▶ _THE DATA_:

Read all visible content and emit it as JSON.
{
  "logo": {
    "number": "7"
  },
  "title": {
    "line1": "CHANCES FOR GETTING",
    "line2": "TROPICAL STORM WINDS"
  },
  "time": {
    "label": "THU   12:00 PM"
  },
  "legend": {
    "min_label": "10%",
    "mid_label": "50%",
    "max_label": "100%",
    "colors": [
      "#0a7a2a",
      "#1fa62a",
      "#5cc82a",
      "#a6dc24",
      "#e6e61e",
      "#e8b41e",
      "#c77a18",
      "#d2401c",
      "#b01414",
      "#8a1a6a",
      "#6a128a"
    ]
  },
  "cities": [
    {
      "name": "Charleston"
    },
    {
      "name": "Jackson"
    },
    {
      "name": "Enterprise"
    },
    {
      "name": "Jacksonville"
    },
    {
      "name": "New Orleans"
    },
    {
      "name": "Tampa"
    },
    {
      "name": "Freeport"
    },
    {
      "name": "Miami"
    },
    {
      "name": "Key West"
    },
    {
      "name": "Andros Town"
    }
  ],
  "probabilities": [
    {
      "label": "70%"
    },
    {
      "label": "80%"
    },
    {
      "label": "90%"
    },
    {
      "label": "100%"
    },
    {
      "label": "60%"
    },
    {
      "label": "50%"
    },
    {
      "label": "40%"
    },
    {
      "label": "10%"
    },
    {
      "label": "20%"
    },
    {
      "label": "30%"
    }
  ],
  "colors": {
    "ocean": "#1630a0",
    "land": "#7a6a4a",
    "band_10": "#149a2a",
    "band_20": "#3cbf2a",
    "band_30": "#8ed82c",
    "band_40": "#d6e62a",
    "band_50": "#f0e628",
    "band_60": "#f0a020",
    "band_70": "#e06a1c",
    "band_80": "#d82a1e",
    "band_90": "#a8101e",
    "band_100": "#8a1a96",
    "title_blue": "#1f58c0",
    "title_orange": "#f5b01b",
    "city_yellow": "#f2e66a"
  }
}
---
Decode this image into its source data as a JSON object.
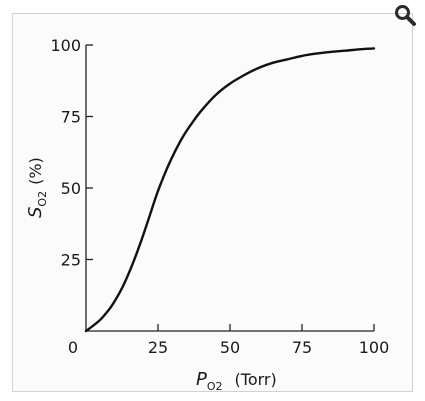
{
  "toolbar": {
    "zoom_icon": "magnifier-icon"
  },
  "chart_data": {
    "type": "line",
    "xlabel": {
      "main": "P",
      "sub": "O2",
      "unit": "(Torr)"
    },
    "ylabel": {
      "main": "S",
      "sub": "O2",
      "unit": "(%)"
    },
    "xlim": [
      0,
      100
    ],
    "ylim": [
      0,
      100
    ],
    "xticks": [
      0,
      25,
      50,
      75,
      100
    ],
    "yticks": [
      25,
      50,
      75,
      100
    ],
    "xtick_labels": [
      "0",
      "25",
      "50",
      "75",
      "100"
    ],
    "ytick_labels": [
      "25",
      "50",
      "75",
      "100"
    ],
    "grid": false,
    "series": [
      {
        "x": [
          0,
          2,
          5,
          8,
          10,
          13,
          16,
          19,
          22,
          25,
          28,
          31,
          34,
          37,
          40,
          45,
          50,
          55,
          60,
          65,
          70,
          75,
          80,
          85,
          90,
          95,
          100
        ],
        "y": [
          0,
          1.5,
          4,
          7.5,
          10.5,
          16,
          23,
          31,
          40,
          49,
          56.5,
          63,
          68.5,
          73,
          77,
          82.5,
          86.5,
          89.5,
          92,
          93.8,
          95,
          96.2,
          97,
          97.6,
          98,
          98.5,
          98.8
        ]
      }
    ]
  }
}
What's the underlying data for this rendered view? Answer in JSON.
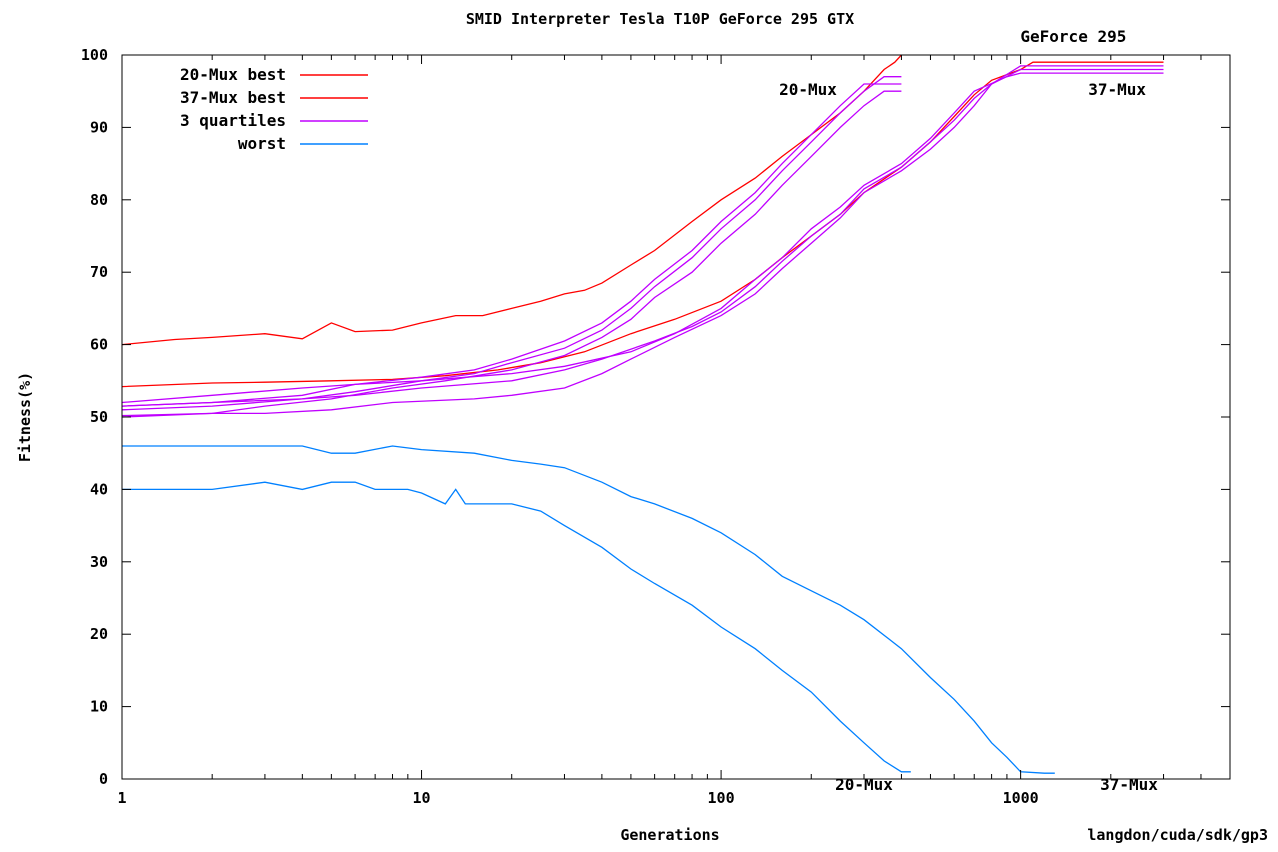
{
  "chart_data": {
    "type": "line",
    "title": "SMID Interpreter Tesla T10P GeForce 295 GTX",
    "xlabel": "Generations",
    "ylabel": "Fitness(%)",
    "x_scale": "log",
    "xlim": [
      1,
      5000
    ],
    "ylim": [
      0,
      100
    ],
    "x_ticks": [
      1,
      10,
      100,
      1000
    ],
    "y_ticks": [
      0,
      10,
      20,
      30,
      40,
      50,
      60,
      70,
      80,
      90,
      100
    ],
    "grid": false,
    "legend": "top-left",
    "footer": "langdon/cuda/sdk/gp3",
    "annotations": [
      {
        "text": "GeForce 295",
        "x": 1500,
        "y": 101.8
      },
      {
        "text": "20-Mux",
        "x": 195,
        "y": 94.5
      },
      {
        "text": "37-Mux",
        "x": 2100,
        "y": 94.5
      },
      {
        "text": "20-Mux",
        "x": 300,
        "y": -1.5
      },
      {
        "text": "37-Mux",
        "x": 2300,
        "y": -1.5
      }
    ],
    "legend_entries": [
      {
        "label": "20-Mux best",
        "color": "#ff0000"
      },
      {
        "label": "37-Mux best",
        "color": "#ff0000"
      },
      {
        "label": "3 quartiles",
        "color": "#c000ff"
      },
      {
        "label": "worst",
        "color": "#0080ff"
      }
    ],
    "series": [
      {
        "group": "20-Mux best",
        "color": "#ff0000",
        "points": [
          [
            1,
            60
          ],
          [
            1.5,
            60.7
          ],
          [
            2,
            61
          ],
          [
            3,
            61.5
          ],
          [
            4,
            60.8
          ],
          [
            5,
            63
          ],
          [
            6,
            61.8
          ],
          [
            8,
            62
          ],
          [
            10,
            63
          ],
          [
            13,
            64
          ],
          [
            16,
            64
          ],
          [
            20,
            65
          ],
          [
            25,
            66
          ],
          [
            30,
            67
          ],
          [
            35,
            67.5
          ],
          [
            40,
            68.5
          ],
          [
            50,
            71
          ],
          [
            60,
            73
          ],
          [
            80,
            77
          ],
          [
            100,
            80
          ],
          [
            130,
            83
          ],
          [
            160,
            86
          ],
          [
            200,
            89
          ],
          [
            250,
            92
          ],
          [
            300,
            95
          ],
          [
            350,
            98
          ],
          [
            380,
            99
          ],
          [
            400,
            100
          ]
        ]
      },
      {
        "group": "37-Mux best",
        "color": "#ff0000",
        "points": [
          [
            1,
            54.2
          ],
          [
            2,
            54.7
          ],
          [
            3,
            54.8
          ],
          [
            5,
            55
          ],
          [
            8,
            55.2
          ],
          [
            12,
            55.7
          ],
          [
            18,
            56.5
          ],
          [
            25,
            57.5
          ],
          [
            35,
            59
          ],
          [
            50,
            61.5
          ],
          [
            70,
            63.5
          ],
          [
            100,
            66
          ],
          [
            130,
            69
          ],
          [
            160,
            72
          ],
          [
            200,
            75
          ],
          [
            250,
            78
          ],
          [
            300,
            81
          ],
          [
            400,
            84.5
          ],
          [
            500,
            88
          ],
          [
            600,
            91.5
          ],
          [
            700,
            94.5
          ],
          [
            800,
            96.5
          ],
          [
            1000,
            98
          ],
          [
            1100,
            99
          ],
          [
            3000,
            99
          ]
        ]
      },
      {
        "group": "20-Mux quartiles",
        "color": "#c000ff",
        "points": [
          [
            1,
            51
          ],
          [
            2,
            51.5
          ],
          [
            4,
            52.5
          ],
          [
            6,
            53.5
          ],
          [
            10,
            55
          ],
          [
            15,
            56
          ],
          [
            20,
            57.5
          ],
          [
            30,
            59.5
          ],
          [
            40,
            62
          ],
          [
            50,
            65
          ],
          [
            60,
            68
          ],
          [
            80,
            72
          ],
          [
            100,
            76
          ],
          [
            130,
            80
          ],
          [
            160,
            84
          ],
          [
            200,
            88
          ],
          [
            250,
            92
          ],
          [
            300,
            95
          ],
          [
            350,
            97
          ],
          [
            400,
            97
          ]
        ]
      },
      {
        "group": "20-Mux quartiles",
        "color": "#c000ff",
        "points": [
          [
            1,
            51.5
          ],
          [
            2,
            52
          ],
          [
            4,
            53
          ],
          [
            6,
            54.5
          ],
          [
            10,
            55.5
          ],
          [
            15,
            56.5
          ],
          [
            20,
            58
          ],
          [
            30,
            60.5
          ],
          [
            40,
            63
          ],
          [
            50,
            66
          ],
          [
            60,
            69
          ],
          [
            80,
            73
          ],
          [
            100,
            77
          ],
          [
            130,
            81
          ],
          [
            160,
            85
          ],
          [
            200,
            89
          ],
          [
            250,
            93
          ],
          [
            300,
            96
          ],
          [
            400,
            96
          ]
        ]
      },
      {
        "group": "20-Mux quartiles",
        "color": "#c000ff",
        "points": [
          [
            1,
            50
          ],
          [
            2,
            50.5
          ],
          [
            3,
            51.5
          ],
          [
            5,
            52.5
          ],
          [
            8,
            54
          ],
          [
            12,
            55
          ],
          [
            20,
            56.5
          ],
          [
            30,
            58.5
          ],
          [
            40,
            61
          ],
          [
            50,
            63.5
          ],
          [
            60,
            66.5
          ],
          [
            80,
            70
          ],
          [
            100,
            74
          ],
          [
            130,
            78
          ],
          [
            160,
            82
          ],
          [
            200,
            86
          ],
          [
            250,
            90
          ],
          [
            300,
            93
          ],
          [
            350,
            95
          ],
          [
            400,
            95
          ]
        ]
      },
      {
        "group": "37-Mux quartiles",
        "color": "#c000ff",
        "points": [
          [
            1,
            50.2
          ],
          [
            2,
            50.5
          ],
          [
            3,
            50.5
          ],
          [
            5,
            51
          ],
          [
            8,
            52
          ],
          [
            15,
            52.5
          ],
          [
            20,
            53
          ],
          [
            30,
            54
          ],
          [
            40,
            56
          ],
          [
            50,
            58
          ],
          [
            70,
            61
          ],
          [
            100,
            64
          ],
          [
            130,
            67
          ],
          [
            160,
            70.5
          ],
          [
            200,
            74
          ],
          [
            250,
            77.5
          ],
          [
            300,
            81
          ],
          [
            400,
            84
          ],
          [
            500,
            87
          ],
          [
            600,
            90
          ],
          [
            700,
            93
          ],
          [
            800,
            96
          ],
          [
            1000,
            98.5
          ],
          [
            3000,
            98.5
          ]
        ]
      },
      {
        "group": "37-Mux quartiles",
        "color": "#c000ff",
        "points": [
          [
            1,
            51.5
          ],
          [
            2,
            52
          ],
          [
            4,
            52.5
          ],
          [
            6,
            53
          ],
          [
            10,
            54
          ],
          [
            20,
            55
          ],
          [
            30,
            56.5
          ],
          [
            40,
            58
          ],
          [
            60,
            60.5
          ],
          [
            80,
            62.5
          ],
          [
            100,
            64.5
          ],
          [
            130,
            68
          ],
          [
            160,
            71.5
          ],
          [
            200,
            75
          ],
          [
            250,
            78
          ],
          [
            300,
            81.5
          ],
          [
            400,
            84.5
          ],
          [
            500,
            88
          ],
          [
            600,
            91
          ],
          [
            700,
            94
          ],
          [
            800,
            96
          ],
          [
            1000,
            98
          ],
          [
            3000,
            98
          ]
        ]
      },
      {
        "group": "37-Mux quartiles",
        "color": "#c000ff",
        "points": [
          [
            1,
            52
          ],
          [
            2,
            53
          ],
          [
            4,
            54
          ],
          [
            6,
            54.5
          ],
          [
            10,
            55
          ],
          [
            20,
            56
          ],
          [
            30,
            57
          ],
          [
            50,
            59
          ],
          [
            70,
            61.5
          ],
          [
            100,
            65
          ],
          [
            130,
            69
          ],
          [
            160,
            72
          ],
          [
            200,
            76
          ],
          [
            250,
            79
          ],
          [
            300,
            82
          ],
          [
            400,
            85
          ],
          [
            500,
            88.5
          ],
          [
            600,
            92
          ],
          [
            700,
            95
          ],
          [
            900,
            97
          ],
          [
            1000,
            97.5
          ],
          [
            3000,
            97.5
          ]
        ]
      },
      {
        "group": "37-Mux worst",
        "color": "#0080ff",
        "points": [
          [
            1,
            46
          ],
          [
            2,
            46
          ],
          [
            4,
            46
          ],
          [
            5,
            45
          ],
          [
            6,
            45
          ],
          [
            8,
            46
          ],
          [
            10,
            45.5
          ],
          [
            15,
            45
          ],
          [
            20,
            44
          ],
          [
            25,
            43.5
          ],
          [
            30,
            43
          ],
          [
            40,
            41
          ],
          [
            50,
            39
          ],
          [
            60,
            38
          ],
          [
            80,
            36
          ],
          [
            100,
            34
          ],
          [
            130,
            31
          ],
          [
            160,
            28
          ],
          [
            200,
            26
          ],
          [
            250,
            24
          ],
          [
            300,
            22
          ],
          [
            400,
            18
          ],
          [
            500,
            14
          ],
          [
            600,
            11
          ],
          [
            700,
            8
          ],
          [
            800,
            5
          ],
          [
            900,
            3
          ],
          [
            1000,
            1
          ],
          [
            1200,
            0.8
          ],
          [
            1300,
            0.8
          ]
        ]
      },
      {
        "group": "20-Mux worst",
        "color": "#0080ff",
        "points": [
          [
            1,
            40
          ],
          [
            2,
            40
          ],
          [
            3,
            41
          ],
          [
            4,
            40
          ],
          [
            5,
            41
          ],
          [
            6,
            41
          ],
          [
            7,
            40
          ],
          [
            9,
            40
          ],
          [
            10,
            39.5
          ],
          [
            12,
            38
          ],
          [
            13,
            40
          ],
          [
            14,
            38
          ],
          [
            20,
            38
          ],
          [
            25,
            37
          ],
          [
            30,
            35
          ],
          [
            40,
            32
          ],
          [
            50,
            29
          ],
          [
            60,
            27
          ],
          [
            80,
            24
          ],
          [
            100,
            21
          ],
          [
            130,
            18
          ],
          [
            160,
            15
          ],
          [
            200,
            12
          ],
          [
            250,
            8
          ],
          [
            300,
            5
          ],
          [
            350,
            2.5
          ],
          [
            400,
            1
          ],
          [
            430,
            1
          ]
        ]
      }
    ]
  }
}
--
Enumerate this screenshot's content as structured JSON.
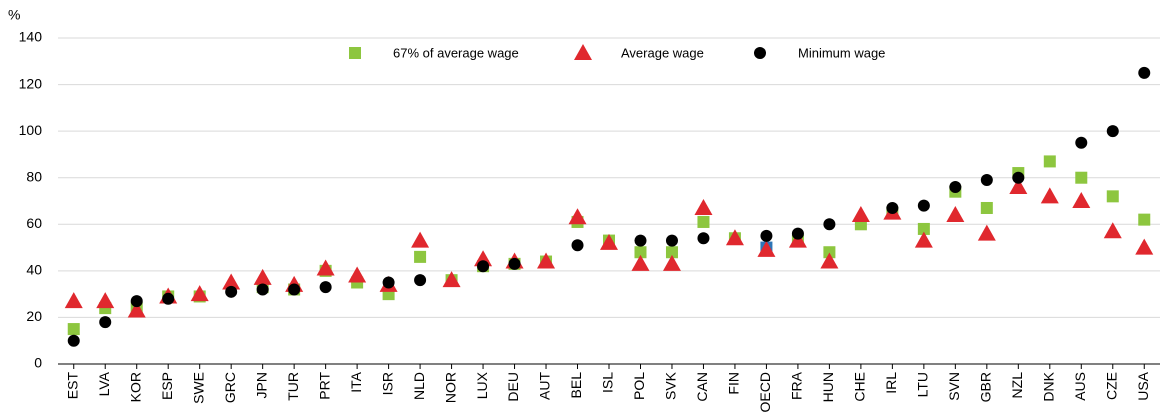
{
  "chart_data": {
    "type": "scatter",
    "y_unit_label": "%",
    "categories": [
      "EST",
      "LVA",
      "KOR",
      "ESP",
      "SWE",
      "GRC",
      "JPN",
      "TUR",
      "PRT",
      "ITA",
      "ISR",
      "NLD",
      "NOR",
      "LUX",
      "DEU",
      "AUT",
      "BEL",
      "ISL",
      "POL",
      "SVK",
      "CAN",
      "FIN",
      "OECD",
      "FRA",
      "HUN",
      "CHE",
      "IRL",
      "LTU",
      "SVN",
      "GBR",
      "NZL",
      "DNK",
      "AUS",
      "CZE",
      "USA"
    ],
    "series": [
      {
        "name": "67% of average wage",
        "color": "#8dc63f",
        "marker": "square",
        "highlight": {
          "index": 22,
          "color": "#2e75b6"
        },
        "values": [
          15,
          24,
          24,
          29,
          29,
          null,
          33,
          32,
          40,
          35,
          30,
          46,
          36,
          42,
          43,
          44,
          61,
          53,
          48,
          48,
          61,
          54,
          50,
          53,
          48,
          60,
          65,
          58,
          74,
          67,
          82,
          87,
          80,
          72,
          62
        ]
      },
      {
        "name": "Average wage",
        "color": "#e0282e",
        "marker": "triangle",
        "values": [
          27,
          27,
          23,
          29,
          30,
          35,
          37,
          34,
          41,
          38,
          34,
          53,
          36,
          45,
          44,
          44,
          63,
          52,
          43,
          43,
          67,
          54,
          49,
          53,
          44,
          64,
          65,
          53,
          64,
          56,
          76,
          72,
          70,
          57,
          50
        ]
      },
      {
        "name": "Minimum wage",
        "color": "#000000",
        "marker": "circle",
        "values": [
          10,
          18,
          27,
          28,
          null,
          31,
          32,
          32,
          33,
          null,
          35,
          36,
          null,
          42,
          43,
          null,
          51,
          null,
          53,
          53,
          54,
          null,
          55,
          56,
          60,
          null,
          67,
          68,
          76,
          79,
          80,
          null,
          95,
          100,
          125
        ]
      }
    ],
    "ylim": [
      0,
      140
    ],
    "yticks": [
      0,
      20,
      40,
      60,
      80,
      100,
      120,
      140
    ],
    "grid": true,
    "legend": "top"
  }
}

▶ _STATED TASK_:
Search the records for the word "this" and copy every line where it occurs.

▶ _TASK SOLUTION_:
Decode this image into its source data as a JSON object.
What's the underlying data for this rendered view? Answer in JSON.
Enumerate this screenshot's content as structured JSON.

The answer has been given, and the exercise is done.